Your goal:
Check each line of the records below for the word "cũng" and copy those where it appears.

Material for the task:
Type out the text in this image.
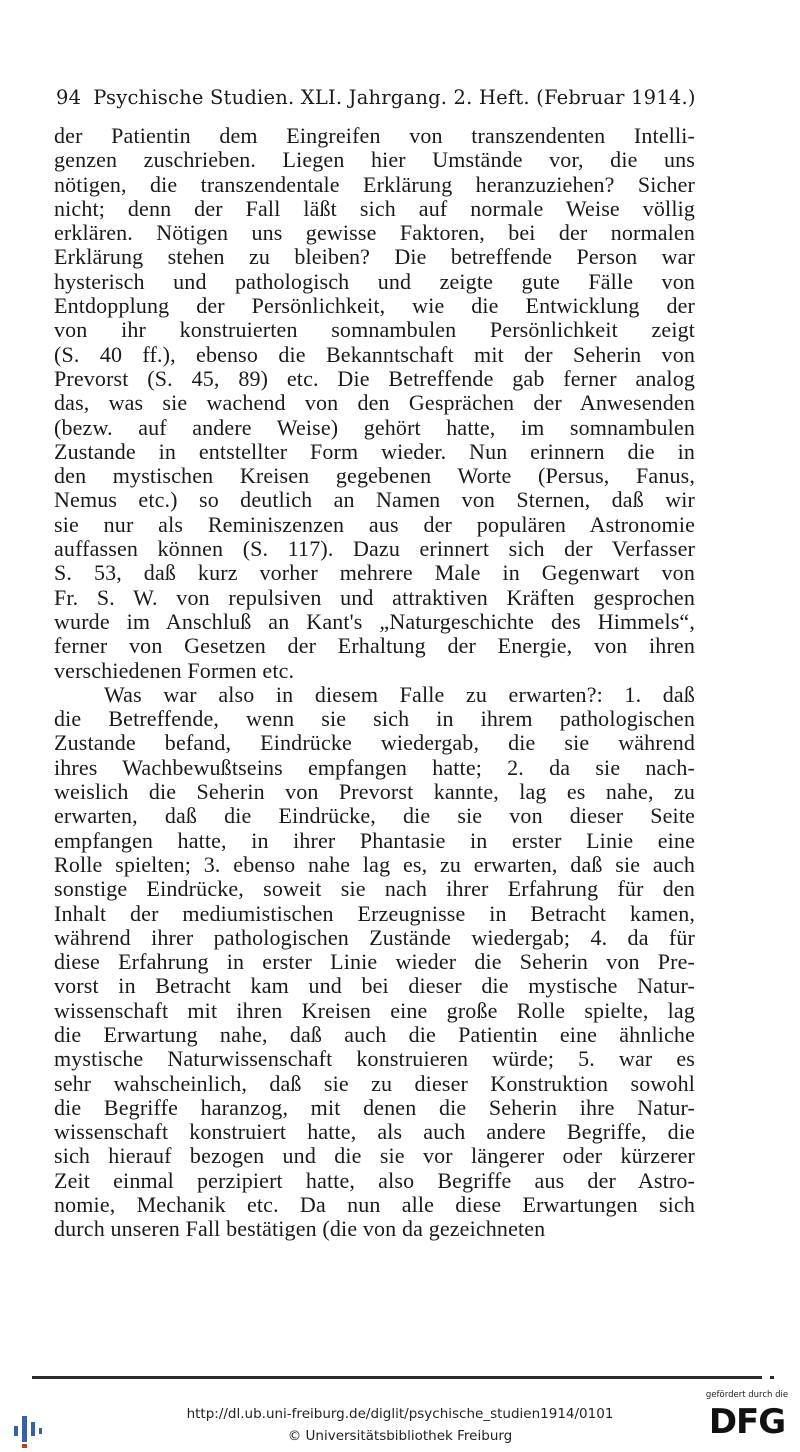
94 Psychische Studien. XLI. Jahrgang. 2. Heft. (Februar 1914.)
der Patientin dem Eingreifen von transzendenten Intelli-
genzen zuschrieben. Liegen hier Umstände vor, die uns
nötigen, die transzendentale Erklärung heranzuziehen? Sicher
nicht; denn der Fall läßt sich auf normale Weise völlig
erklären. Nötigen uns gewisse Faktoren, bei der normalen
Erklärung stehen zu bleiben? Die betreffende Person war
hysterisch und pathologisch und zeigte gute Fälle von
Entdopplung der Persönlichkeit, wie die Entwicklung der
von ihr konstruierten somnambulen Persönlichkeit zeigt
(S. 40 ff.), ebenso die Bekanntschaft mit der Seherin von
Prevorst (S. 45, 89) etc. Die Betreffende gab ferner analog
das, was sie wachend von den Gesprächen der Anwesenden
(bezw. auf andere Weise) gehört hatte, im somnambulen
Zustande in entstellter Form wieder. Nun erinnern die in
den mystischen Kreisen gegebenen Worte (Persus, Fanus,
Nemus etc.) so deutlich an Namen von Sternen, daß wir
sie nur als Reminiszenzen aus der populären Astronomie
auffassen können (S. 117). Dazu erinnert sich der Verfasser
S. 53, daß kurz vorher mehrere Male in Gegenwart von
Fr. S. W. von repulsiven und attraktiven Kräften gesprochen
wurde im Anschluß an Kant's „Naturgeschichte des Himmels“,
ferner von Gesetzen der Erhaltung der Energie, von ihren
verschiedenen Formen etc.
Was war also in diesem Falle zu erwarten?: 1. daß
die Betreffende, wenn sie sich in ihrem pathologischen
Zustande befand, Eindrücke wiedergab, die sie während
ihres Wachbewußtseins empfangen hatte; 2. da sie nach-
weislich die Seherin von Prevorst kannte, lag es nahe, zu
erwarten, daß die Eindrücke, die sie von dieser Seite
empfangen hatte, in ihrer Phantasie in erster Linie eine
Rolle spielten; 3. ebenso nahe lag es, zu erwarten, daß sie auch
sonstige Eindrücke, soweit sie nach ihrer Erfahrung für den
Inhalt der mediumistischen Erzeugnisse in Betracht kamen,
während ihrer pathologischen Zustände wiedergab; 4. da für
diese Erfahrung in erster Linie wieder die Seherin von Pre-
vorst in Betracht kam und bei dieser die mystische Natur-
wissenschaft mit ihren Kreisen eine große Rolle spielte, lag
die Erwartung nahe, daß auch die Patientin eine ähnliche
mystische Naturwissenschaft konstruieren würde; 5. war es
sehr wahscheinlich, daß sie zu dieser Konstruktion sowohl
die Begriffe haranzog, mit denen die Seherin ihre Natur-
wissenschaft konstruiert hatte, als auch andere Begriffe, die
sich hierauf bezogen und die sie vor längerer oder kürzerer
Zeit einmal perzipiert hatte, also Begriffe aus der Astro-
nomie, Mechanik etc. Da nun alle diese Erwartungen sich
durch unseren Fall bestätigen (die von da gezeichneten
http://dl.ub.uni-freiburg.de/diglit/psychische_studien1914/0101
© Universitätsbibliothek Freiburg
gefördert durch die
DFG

==

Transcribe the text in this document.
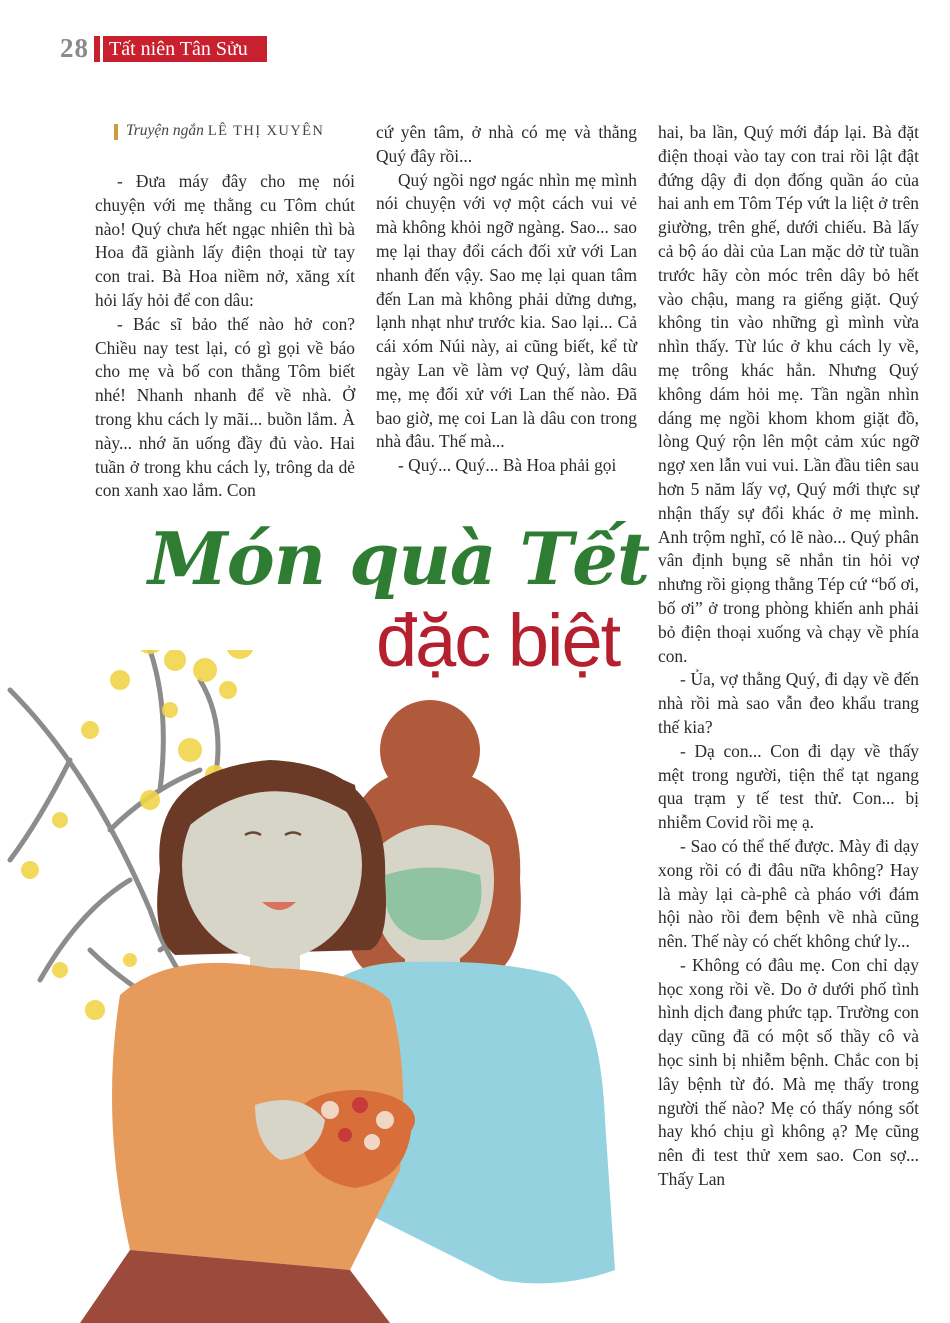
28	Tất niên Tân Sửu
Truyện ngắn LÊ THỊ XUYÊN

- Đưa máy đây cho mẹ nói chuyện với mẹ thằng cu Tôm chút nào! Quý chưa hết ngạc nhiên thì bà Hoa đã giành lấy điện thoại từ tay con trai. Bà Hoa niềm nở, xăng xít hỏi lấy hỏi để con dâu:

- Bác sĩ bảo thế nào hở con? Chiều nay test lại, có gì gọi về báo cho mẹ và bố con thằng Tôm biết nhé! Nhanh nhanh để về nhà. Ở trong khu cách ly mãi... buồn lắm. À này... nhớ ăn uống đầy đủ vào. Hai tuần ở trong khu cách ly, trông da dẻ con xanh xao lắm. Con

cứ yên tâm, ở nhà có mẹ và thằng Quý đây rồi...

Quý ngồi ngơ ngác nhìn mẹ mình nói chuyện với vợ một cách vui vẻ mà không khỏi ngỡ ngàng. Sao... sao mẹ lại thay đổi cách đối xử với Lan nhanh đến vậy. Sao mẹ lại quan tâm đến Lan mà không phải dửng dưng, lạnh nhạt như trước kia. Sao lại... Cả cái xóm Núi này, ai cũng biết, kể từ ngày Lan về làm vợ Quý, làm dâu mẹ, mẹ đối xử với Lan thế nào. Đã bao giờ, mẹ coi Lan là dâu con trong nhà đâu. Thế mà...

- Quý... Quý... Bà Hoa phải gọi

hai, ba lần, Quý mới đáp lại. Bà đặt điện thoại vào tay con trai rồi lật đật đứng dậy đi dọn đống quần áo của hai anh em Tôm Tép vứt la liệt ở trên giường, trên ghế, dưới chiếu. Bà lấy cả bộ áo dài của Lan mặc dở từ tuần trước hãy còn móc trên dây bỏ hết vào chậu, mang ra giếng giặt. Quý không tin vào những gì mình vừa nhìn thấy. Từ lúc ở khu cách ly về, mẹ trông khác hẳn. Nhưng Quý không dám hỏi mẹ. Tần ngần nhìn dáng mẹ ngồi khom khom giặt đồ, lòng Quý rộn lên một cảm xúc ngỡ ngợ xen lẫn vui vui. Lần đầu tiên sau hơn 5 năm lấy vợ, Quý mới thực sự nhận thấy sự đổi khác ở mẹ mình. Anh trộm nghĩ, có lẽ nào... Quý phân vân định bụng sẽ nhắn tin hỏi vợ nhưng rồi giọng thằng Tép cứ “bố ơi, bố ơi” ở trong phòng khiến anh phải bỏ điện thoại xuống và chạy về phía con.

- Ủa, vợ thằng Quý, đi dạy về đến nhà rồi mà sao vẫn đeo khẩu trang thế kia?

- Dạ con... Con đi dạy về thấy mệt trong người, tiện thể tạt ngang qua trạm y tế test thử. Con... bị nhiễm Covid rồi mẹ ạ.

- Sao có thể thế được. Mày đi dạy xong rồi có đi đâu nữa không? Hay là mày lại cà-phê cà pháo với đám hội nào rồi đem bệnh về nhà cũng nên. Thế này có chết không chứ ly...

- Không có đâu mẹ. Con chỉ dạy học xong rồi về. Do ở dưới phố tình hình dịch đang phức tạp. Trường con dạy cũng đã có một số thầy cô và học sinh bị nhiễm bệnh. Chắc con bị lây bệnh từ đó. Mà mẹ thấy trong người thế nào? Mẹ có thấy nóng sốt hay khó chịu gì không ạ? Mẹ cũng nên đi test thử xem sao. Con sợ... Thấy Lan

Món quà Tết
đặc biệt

Exercise response:
Quý ngồi ngơ ngác nhìn mẹ mình nói chuyện với vợ một cách vui vẻ mà không khỏi ngỡ ngàng. Sao... sao mẹ lại thay đổi cách đối xử với Lan nhanh đến vậy. Sao mẹ lại quan tâm đến Lan mà không phải dửng dưng, lạnh nhạt như trước kia. Sao lại... Cả cái xóm Núi này, ai cũng biết, kể từ ngày Lan về làm vợ Quý, làm dâu mẹ, mẹ đối xử với Lan thế nào. Đã bao giờ, mẹ coi Lan là dâu con trong nhà đâu. Thế mà...
- Sao có thể thế được. Mày đi dạy xong rồi có đi đâu nữa không? Hay là mày lại cà-phê cà pháo với đám hội nào rồi đem bệnh về nhà cũng nên. Thế này có chết không chứ ly...
- Không có đâu mẹ. Con chỉ dạy học xong rồi về. Do ở dưới phố tình hình dịch đang phức tạp. Trường con dạy cũng đã có một số thầy cô và học sinh bị nhiễm bệnh. Chắc con bị lây bệnh từ đó. Mà mẹ thấy trong người thế nào? Mẹ có thấy nóng sốt hay khó chịu gì không ạ? Mẹ cũng nên đi test thử xem sao. Con sợ... Thấy Lan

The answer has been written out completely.